Extract every line that contains the word "more".

────

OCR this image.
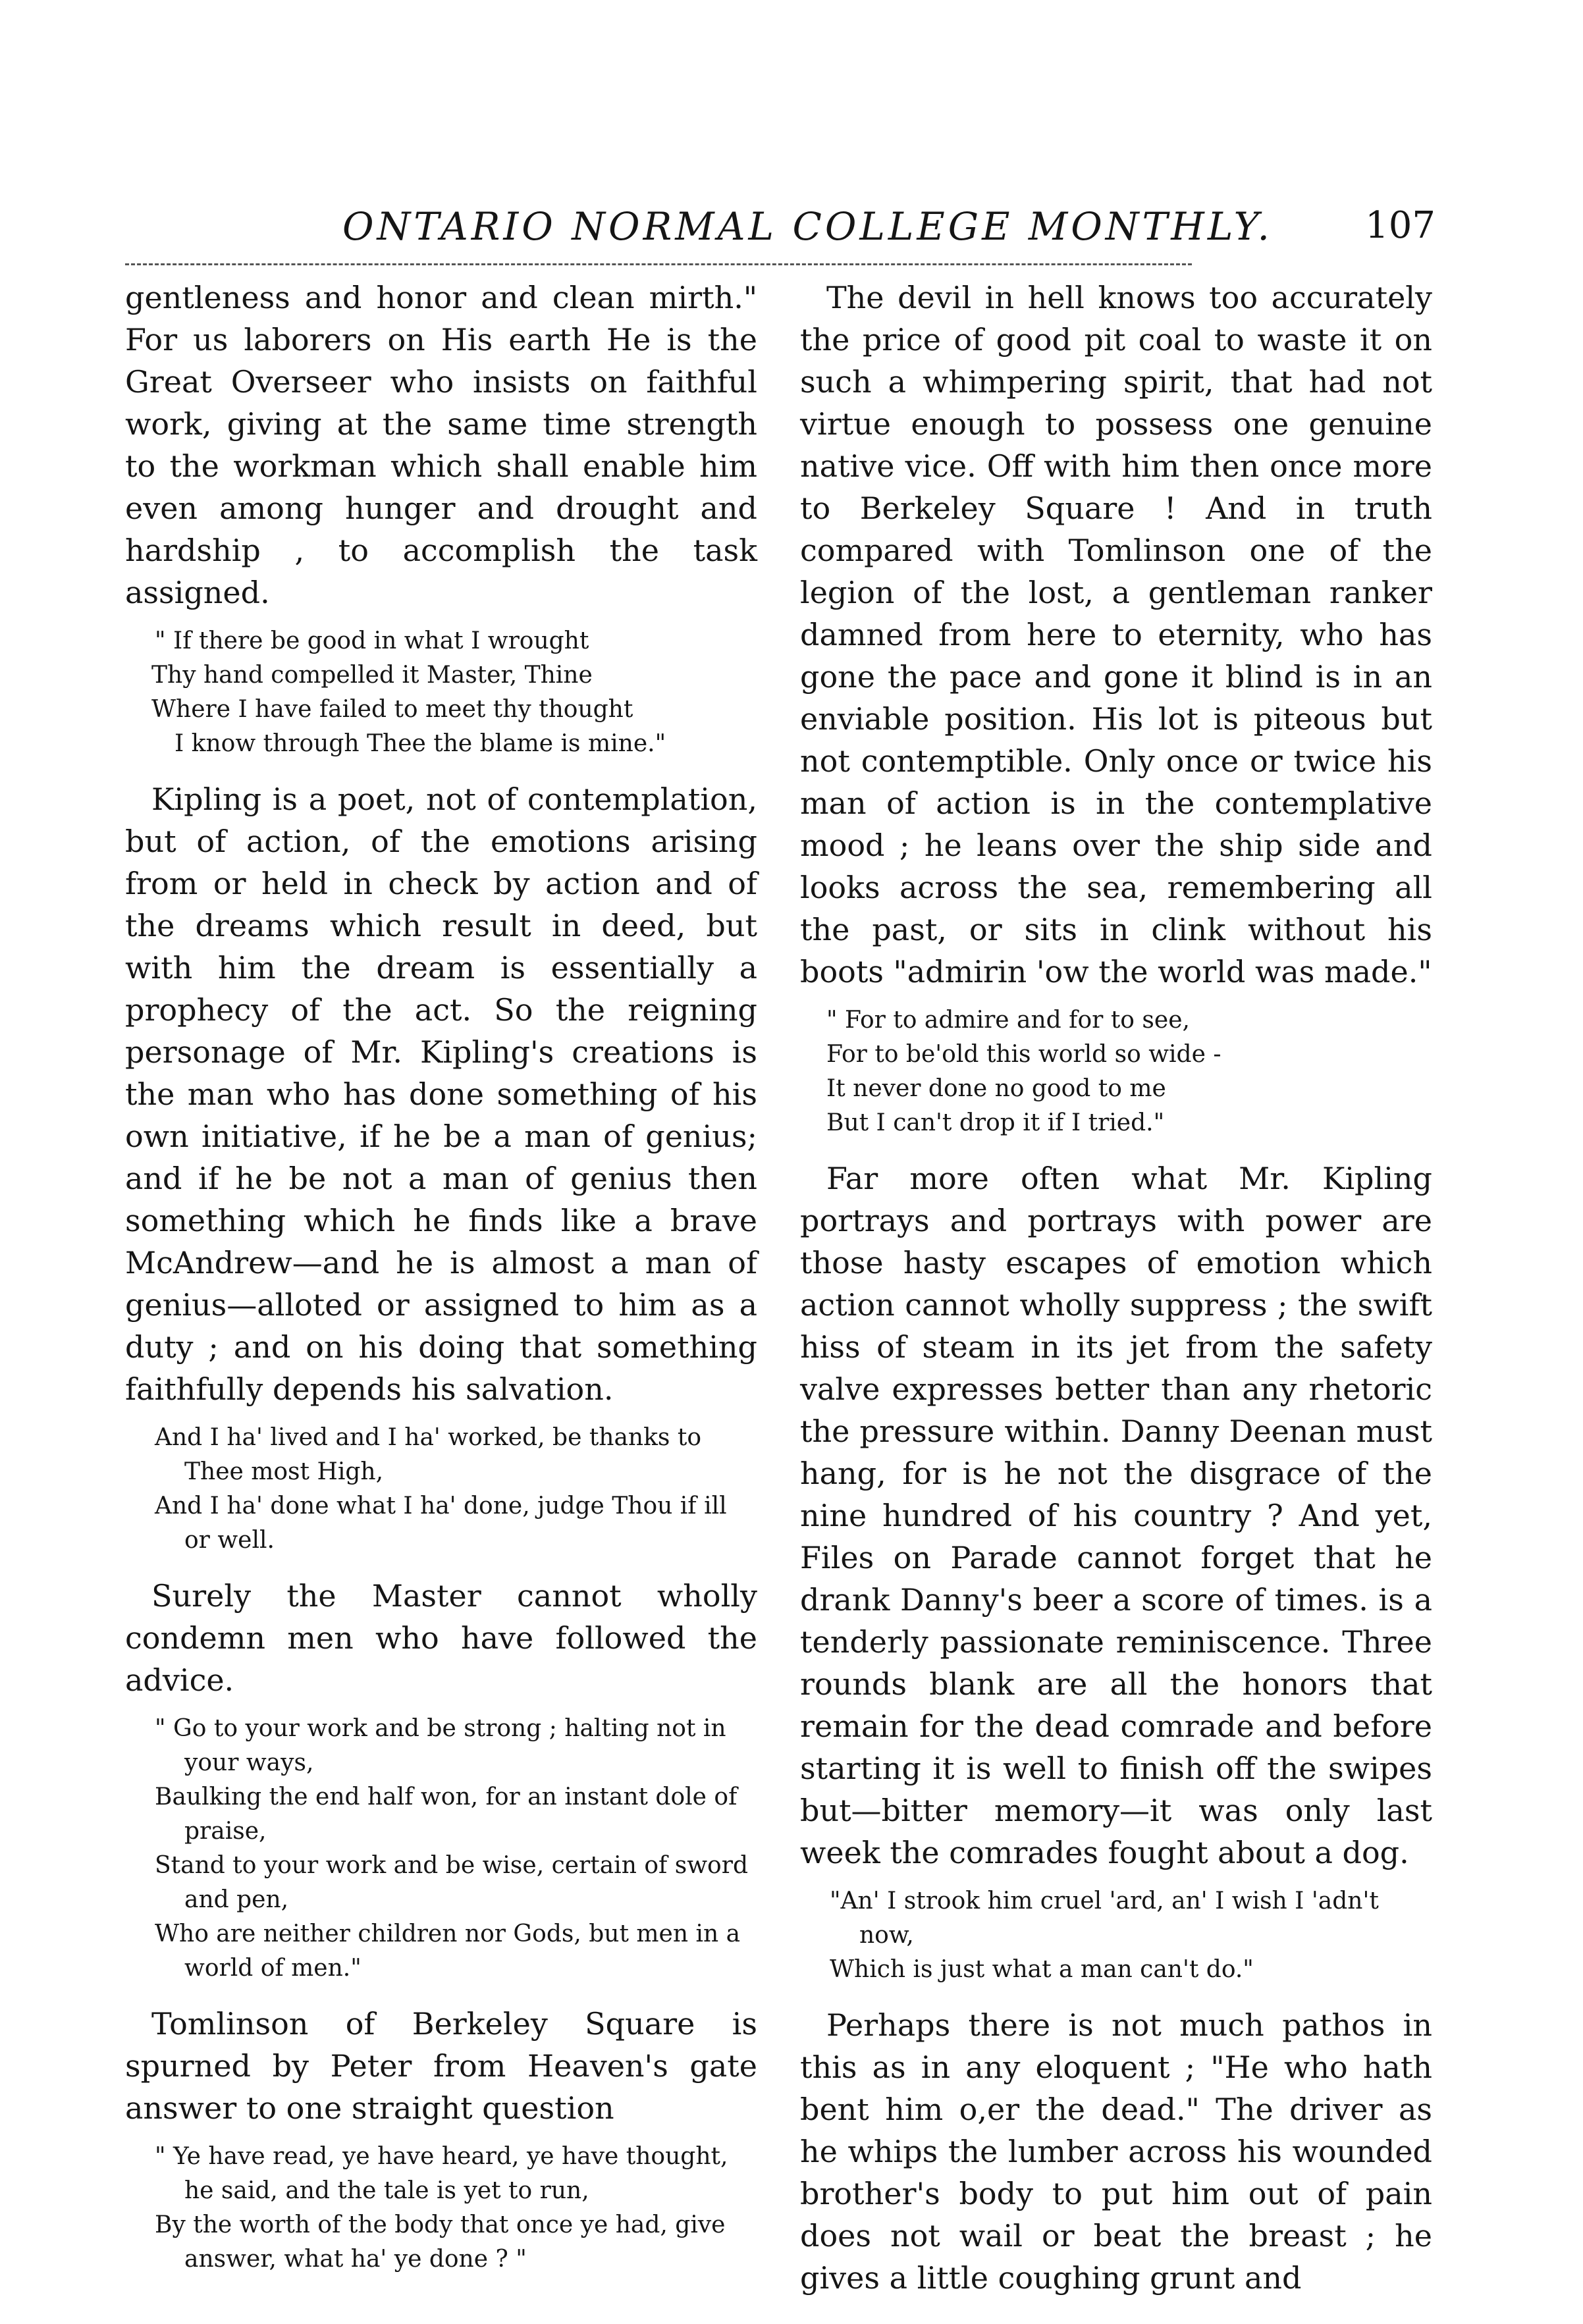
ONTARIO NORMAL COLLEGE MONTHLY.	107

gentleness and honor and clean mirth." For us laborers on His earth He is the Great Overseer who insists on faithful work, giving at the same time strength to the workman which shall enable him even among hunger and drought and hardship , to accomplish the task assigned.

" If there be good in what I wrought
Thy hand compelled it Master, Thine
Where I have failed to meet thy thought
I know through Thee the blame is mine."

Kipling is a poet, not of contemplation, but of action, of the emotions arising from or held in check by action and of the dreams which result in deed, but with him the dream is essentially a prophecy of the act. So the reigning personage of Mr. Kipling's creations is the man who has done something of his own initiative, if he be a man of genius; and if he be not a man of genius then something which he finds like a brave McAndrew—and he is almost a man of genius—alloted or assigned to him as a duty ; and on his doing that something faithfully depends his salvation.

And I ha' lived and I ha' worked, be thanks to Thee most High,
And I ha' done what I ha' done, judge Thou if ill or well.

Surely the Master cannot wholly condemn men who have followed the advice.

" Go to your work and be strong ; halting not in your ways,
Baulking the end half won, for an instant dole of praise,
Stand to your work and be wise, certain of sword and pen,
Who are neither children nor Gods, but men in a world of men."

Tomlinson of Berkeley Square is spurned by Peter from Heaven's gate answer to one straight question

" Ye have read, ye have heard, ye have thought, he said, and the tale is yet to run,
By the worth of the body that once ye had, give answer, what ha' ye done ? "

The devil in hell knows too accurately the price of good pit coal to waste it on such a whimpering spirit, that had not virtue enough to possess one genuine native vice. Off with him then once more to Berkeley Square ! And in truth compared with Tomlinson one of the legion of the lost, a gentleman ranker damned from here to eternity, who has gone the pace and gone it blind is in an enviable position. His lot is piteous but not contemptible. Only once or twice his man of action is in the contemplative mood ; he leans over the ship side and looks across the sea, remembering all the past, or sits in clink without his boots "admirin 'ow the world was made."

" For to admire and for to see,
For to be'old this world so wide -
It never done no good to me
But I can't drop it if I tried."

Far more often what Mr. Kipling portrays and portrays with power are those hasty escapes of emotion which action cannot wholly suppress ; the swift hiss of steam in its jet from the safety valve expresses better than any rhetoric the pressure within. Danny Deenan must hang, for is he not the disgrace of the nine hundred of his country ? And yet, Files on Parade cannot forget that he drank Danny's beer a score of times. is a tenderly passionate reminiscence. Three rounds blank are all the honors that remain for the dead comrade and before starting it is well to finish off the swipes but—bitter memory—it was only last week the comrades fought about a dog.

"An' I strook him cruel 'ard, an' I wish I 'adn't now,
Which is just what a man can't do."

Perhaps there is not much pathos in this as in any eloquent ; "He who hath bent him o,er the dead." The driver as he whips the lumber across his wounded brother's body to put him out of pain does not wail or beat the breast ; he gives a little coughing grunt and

────

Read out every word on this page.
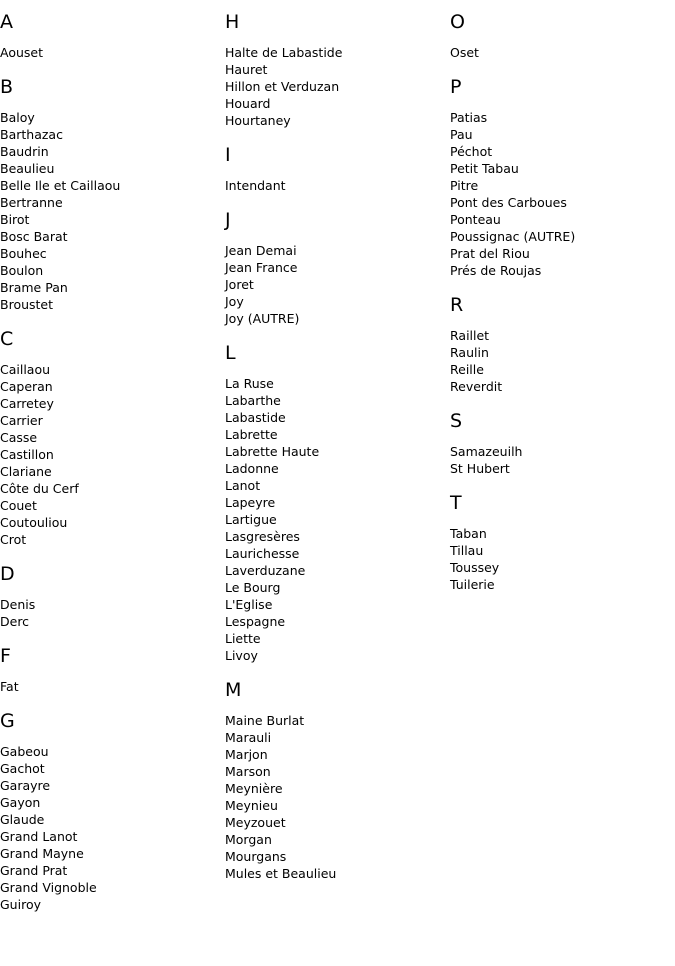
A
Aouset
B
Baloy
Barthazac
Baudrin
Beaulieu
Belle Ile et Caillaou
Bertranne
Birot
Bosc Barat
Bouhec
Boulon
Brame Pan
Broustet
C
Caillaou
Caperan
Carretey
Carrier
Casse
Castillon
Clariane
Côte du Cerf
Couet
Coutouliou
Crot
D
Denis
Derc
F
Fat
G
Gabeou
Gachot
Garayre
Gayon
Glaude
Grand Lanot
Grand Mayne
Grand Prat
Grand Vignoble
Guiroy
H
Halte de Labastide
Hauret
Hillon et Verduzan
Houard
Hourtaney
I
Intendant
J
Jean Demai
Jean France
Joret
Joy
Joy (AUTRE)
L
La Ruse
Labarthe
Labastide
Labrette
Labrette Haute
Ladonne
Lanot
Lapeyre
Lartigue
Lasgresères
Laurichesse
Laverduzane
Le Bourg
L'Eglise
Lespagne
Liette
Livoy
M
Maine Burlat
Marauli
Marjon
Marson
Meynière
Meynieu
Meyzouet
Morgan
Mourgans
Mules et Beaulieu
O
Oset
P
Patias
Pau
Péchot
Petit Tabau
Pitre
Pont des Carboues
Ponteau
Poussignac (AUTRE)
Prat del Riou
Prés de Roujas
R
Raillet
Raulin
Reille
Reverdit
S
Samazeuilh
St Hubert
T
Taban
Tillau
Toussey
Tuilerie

────

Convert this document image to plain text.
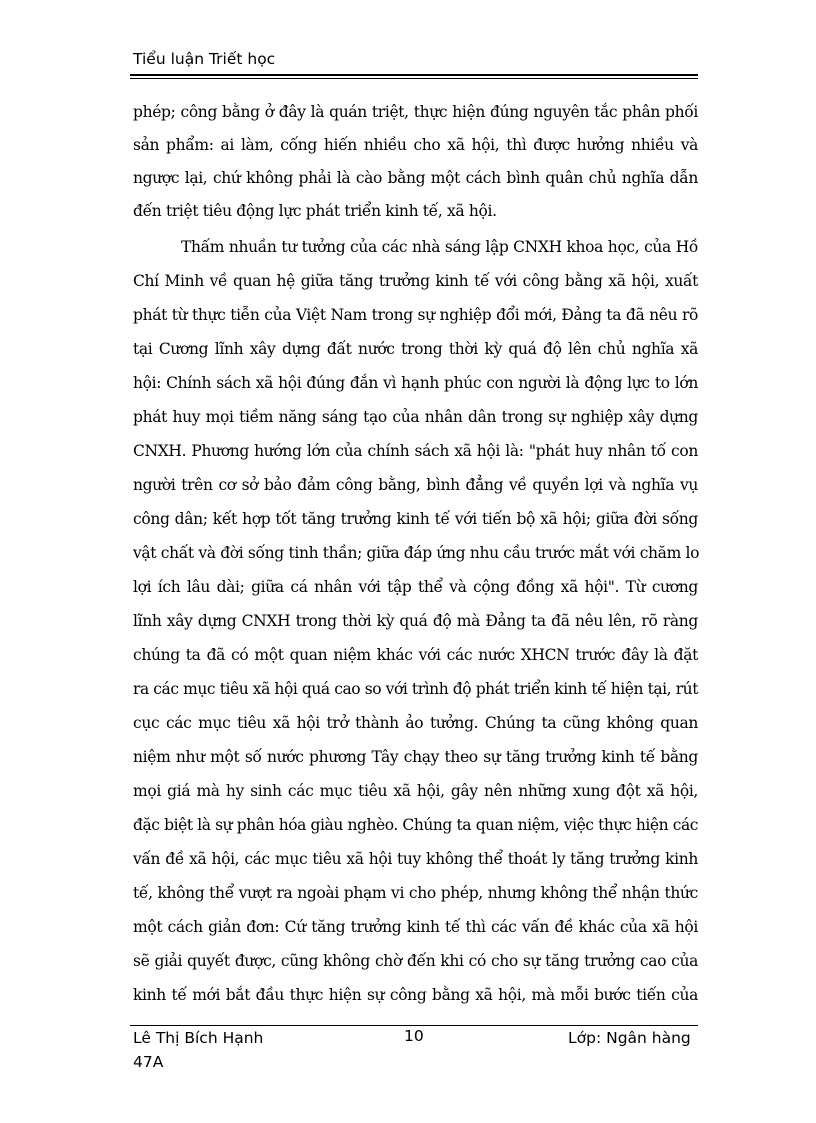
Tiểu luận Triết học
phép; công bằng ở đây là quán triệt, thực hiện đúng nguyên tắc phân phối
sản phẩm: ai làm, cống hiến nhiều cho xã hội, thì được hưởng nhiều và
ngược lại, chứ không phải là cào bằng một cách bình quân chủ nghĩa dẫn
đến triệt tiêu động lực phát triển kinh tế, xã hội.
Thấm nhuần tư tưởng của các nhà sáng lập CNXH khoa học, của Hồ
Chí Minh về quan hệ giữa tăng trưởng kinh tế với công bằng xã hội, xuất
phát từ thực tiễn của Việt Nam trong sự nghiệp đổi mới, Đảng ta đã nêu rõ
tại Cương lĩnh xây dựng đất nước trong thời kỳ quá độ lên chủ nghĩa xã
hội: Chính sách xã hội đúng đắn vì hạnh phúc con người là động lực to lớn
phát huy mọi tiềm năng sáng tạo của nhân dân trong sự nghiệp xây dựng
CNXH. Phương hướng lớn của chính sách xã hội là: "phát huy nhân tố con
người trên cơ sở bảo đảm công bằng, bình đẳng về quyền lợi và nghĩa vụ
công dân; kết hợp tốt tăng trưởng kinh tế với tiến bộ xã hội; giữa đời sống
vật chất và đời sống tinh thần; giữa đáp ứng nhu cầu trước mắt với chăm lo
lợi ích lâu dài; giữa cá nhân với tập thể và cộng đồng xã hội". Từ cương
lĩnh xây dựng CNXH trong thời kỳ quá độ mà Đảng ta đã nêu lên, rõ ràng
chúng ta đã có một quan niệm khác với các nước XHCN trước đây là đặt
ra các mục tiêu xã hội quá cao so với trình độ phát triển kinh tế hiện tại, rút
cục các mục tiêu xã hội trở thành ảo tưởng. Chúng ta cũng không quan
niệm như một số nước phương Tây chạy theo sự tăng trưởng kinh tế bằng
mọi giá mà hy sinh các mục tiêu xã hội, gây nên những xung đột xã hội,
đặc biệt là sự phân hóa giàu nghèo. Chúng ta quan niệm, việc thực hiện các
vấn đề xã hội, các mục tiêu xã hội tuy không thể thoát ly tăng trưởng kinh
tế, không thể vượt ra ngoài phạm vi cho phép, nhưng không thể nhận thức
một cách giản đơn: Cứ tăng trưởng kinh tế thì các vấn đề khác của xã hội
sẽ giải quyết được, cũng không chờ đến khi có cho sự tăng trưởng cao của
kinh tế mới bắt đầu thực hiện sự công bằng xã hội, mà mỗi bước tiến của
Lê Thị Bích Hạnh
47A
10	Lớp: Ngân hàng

────

• [Correct output]
The devil in hell knows too accurately the price of good pit coal to waste it on such a whimpering spirit, that had not virtue enough to possess one genuine native vice. Off with him then once more to Berkeley Square ! And in truth compared with Tomlinson one of the legion of the lost, a gentleman ranker damned from here to eternity, who has gone the pace and gone it blind is in an enviable position. His lot is piteous but not contemptible. Only once or twice his man of action is in the contemplative mood ; he leans over the ship side and looks across the sea, remembering all the past, or sits in clink without his boots "admirin 'ow the world was made."
Far more often what Mr. Kipling portrays and portrays with power are those hasty escapes of emotion which action cannot wholly suppress ; the swift hiss of steam in its jet from the safety valve expresses better than any rhetoric the pressure within. Danny Deenan must hang, for is he not the disgrace of the nine hundred of his country ? And yet, Files on Parade cannot forget that he drank Danny's beer a score of times. is a tenderly passionate reminiscence. Three rounds blank are all the honors that remain for the dead comrade and before starting it is well to finish off the swipes but—bitter memory—it was only last week the comrades fought about a dog.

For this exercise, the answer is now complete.